#### [Task description]
Every entry must be repeated exactly. Exclude all pictures.

#### [Items]

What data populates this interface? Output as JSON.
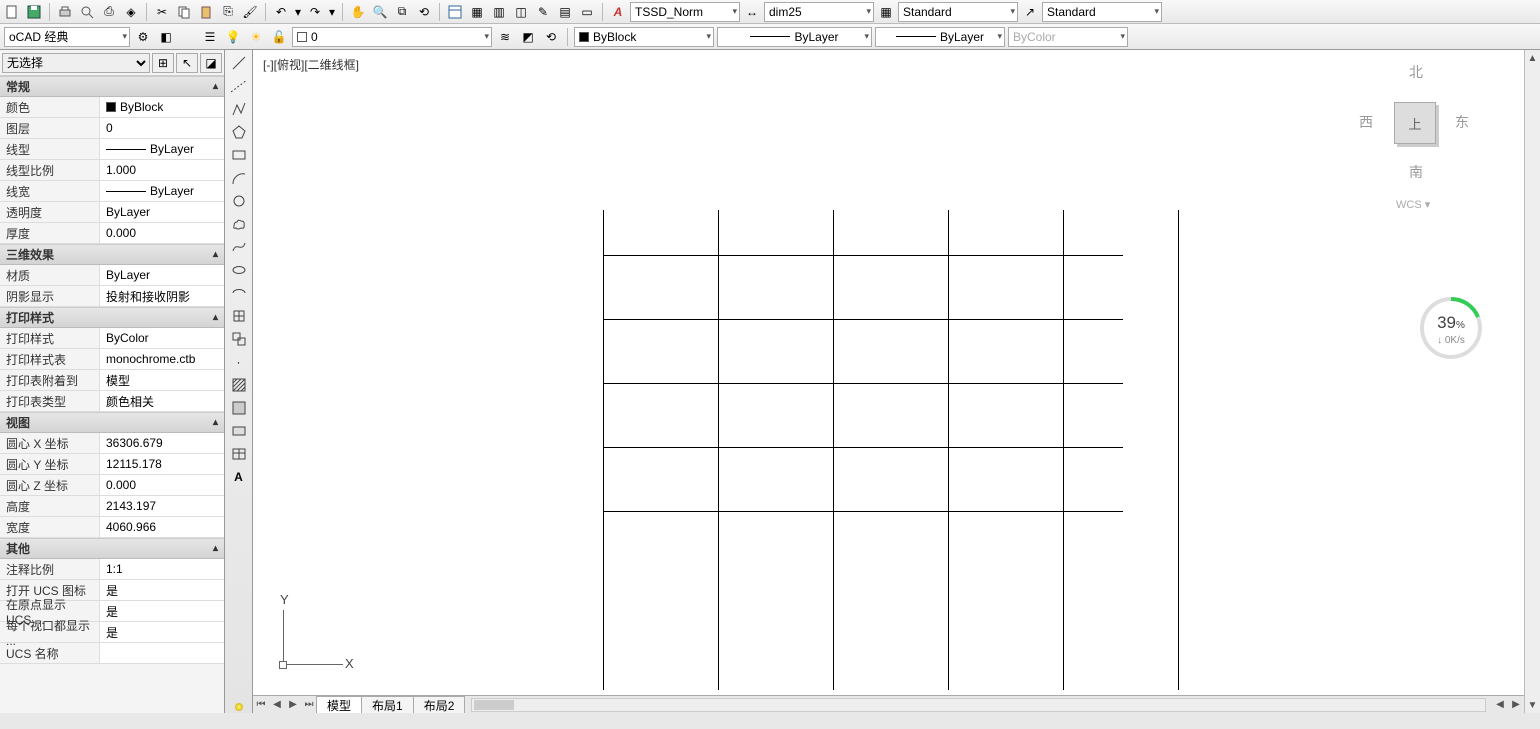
{
  "workspace": {
    "name": "oCAD 经典"
  },
  "toolbar1": {
    "text_style": "TSSD_Norm",
    "dim_style": "dim25",
    "table_style": "Standard",
    "mleader_style": "Standard"
  },
  "toolbar2": {
    "layer": "0",
    "color": "ByBlock",
    "linetype": "ByLayer",
    "lineweight": "ByLayer",
    "plot_style": "ByColor"
  },
  "props": {
    "selection": "无选择",
    "groups": [
      {
        "title": "常规",
        "rows": [
          {
            "k": "颜色",
            "v": "ByBlock",
            "swatch": true
          },
          {
            "k": "图层",
            "v": "0"
          },
          {
            "k": "线型",
            "v": "ByLayer",
            "ltype": true
          },
          {
            "k": "线型比例",
            "v": "1.000"
          },
          {
            "k": "线宽",
            "v": "ByLayer",
            "ltype": true
          },
          {
            "k": "透明度",
            "v": "ByLayer"
          },
          {
            "k": "厚度",
            "v": "0.000"
          }
        ]
      },
      {
        "title": "三维效果",
        "rows": [
          {
            "k": "材质",
            "v": "ByLayer"
          },
          {
            "k": "阴影显示",
            "v": "投射和接收阴影"
          }
        ]
      },
      {
        "title": "打印样式",
        "rows": [
          {
            "k": "打印样式",
            "v": "ByColor"
          },
          {
            "k": "打印样式表",
            "v": "monochrome.ctb"
          },
          {
            "k": "打印表附着到",
            "v": "模型"
          },
          {
            "k": "打印表类型",
            "v": "颜色相关"
          }
        ]
      },
      {
        "title": "视图",
        "rows": [
          {
            "k": "圆心 X 坐标",
            "v": "36306.679"
          },
          {
            "k": "圆心 Y 坐标",
            "v": "12115.178"
          },
          {
            "k": "圆心 Z 坐标",
            "v": "0.000"
          },
          {
            "k": "高度",
            "v": "2143.197"
          },
          {
            "k": "宽度",
            "v": "4060.966"
          }
        ]
      },
      {
        "title": "其他",
        "rows": [
          {
            "k": "注释比例",
            "v": "1:1"
          },
          {
            "k": "打开 UCS 图标",
            "v": "是"
          },
          {
            "k": "在原点显示 UCS ...",
            "v": "是"
          },
          {
            "k": "每个视口都显示 ...",
            "v": "是"
          },
          {
            "k": "UCS 名称",
            "v": ""
          }
        ]
      }
    ]
  },
  "viewport": {
    "label_min": "[-]",
    "label_view": "[俯视]",
    "label_style": "[二维线框]"
  },
  "viewcube": {
    "n": "北",
    "s": "南",
    "e": "东",
    "w": "西",
    "top": "上",
    "wcs": "WCS ▾"
  },
  "ucs": {
    "y": "Y",
    "x": "X"
  },
  "net": {
    "percent": "39",
    "unit": "%",
    "arrow": "↓",
    "rate": "0K/s"
  },
  "tabs": {
    "model": "模型",
    "layout1": "布局1",
    "layout2": "布局2"
  }
}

#### [Response below]
What data populates this interface? Output as JSON.
{
  "workspace": {
    "name": "oCAD 经典"
  },
  "toolbar1": {
    "text_style": "TSSD_Norm",
    "dim_style": "dim25",
    "table_style": "Standard",
    "mleader_style": "Standard"
  },
  "toolbar2": {
    "layer": "0",
    "color": "ByBlock",
    "linetype": "ByLayer",
    "lineweight": "ByLayer",
    "plot_style": "ByColor"
  },
  "props": {
    "selection": "无选择",
    "groups": [
      {
        "title": "常规",
        "rows": [
          {
            "k": "颜色",
            "v": "ByBlock",
            "swatch": true
          },
          {
            "k": "图层",
            "v": "0"
          },
          {
            "k": "线型",
            "v": "ByLayer",
            "ltype": true
          },
          {
            "k": "线型比例",
            "v": "1.000"
          },
          {
            "k": "线宽",
            "v": "ByLayer",
            "ltype": true
          },
          {
            "k": "透明度",
            "v": "ByLayer"
          },
          {
            "k": "厚度",
            "v": "0.000"
          }
        ]
      },
      {
        "title": "三维效果",
        "rows": [
          {
            "k": "材质",
            "v": "ByLayer"
          },
          {
            "k": "阴影显示",
            "v": "投射和接收阴影"
          }
        ]
      },
      {
        "title": "打印样式",
        "rows": [
          {
            "k": "打印样式",
            "v": "ByColor"
          },
          {
            "k": "打印样式表",
            "v": "monochrome.ctb"
          },
          {
            "k": "打印表附着到",
            "v": "模型"
          },
          {
            "k": "打印表类型",
            "v": "颜色相关"
          }
        ]
      },
      {
        "title": "视图",
        "rows": [
          {
            "k": "圆心 X 坐标",
            "v": "36306.679"
          },
          {
            "k": "圆心 Y 坐标",
            "v": "12115.178"
          },
          {
            "k": "圆心 Z 坐标",
            "v": "0.000"
          },
          {
            "k": "高度",
            "v": "2143.197"
          },
          {
            "k": "宽度",
            "v": "4060.966"
          }
        ]
      },
      {
        "title": "其他",
        "rows": [
          {
            "k": "注释比例",
            "v": "1:1"
          },
          {
            "k": "打开 UCS 图标",
            "v": "是"
          },
          {
            "k": "在原点显示 UCS ...",
            "v": "是"
          },
          {
            "k": "每个视口都显示 ...",
            "v": "是"
          },
          {
            "k": "UCS 名称",
            "v": ""
          }
        ]
      }
    ]
  },
  "viewport": {
    "label_min": "[-]",
    "label_view": "[俯视]",
    "label_style": "[二维线框]"
  },
  "viewcube": {
    "n": "北",
    "s": "南",
    "e": "东",
    "w": "西",
    "top": "上",
    "wcs": "WCS ▾"
  },
  "ucs": {
    "y": "Y",
    "x": "X"
  },
  "net": {
    "percent": "39",
    "unit": "%",
    "arrow": "↓",
    "rate": "0K/s"
  },
  "tabs": {
    "model": "模型",
    "layout1": "布局1",
    "layout2": "布局2"
  }
}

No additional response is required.